WRITTEN PROBLEM:
Return the material word for word. Do not include the pictures.

[Saved entries]
# # # # # # #
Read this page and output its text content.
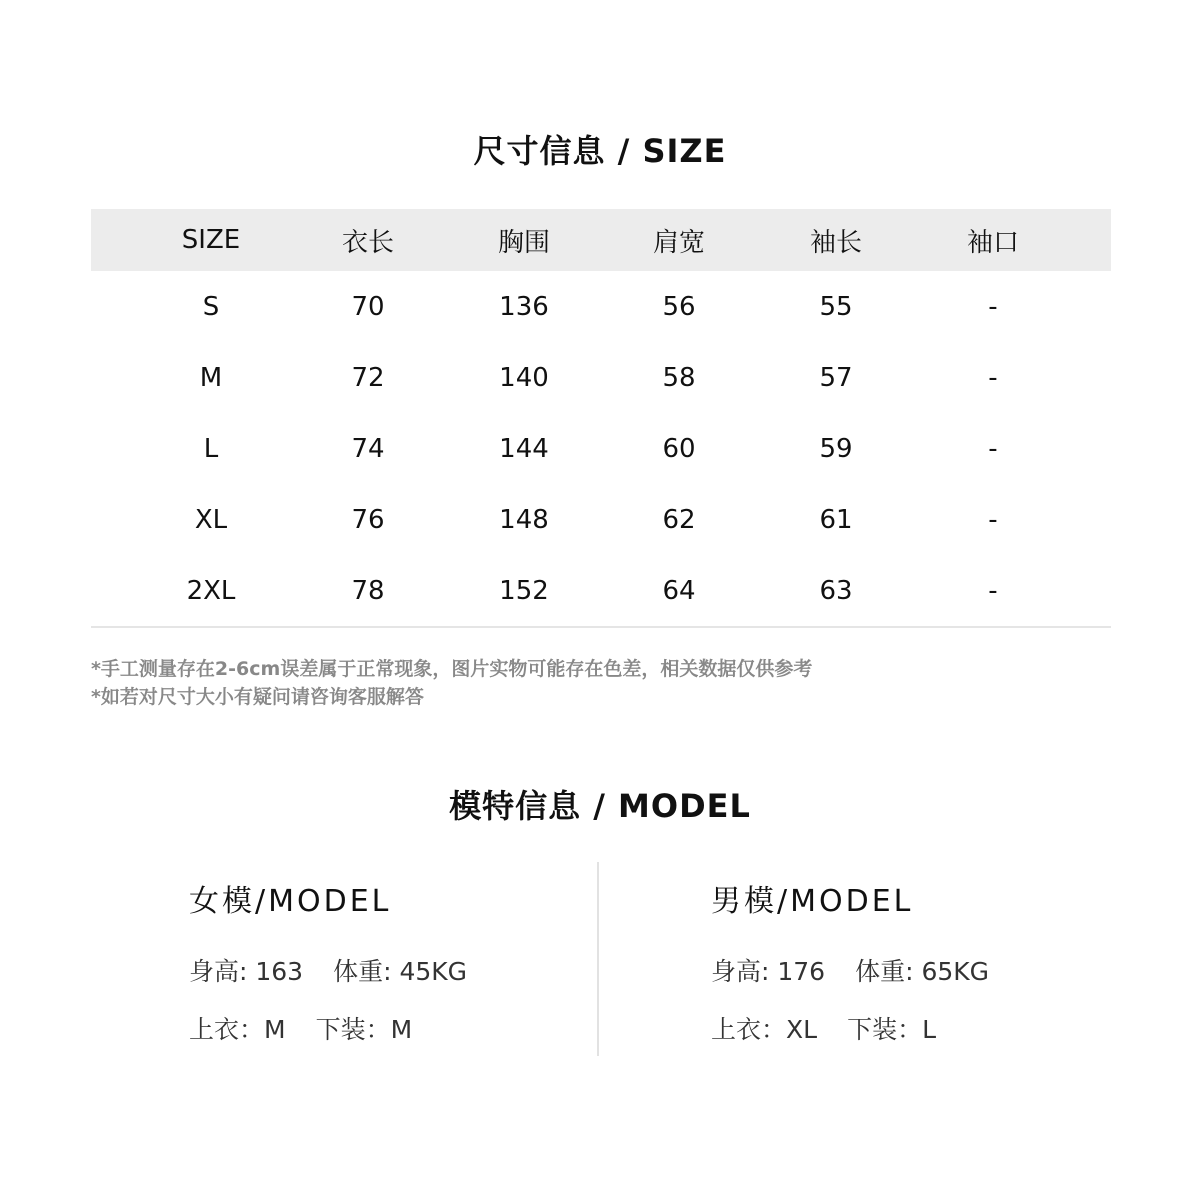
尺寸信息 / SIZE
SIZE	衣长	胸围	肩宽	袖长	袖口
S	70	136	56	55	-
M	72	140	58	57	-
L	74	144	60	59	-
XL	76	148	62	61	-
2XL	78	152	64	63	-
*手工测量存在2-6cm误差属于正常现象，图片实物可能存在色差，相关数据仅供参考
*如若对尺寸大小有疑问请咨询客服解答
模特信息 / MODEL
女模/MODEL
身高: 163 体重: 45KG
上衣：M 下装：M
男模/MODEL
身高: 176 体重: 65KG
上衣：XL 下装：L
# # # # # # #
RESULT OF THE EXERCISE:
Read this page and output its text content.
尺寸信息 / SIZE
SIZE	衣长	胸围	肩宽	袖长	袖口
S	70	136	56	55	-
M	72	140	58	57	-
L	74	144	60	59	-
XL	76	148	62	61	-
2XL	78	152	64	63	-
*手工测量存在2-6cm误差属于正常现象，图片实物可能存在色差，相关数据仅供参考
*如若对尺寸大小有疑问请咨询客服解答
模特信息 / MODEL
女模/MODEL
身高: 163 体重: 45KG
上衣：M 下装：M
男模/MODEL
身高: 176 体重: 65KG
上衣：XL 下装：L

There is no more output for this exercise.